— Start of RECORDS PROVIDED —

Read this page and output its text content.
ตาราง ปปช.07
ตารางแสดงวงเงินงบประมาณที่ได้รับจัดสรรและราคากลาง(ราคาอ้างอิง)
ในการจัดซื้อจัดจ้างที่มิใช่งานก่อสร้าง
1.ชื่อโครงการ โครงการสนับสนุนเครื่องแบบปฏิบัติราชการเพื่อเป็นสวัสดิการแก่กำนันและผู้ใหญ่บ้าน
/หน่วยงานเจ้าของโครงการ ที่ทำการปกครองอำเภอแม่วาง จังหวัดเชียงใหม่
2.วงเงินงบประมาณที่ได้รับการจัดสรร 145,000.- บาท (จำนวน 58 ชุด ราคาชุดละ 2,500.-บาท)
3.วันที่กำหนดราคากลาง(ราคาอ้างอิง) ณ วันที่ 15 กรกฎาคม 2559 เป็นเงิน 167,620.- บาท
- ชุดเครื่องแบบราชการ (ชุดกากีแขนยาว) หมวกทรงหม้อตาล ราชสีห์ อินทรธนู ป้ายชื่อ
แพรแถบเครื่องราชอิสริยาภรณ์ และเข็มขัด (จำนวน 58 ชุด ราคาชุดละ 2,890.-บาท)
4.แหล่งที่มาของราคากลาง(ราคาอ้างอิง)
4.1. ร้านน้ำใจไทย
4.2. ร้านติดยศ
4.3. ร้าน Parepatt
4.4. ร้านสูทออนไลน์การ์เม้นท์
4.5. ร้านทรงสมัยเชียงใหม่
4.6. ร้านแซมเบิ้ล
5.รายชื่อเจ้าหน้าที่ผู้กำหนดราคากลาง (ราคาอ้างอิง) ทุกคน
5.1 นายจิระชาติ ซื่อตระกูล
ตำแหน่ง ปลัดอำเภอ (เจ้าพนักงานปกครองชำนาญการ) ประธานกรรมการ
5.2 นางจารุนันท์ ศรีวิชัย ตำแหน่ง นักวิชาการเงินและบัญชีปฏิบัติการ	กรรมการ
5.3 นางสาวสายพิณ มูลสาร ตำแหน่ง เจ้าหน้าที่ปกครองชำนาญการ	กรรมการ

— End of RECORDS PROVIDED —

| EXERCISE DIRECTIONS |
The entries above should be repeated exactly, every one of them.

| WRITTEN REPLY |
Read this page and output its text content.
ตาราง ปปช.07
ตารางแสดงวงเงินงบประมาณที่ได้รับจัดสรรและราคากลาง(ราคาอ้างอิง)
ในการจัดซื้อจัดจ้างที่มิใช่งานก่อสร้าง
1.ชื่อโครงการ โครงการสนับสนุนเครื่องแบบปฏิบัติราชการเพื่อเป็นสวัสดิการแก่กำนันและผู้ใหญ่บ้าน
/หน่วยงานเจ้าของโครงการ ที่ทำการปกครองอำเภอแม่วาง จังหวัดเชียงใหม่
2.วงเงินงบประมาณที่ได้รับการจัดสรร 145,000.- บาท (จำนวน 58 ชุด ราคาชุดละ 2,500.-บาท)
3.วันที่กำหนดราคากลาง(ราคาอ้างอิง) ณ วันที่ 15 กรกฎาคม 2559 เป็นเงิน 167,620.- บาท
- ชุดเครื่องแบบราชการ (ชุดกากีแขนยาว) หมวกทรงหม้อตาล ราชสีห์ อินทรธนู ป้ายชื่อ
แพรแถบเครื่องราชอิสริยาภรณ์ และเข็มขัด (จำนวน 58 ชุด ราคาชุดละ 2,890.-บาท)
4.แหล่งที่มาของราคากลาง(ราคาอ้างอิง)
4.1. ร้านน้ำใจไทย
4.2. ร้านติดยศ
4.3. ร้าน Parepatt
4.4. ร้านสูทออนไลน์การ์เม้นท์
4.5. ร้านทรงสมัยเชียงใหม่
4.6. ร้านแซมเบิ้ล
5.รายชื่อเจ้าหน้าที่ผู้กำหนดราคากลาง (ราคาอ้างอิง) ทุกคน
5.1 นายจิระชาติ ซื่อตระกูล
ตำแหน่ง ปลัดอำเภอ (เจ้าพนักงานปกครองชำนาญการ) ประธานกรรมการ
5.2 นางจารุนันท์ ศรีวิชัย ตำแหน่ง นักวิชาการเงินและบัญชีปฏิบัติการ	กรรมการ
5.3 นางสาวสายพิณ มูลสาร ตำแหน่ง เจ้าหน้าที่ปกครองชำนาญการ	กรรมการ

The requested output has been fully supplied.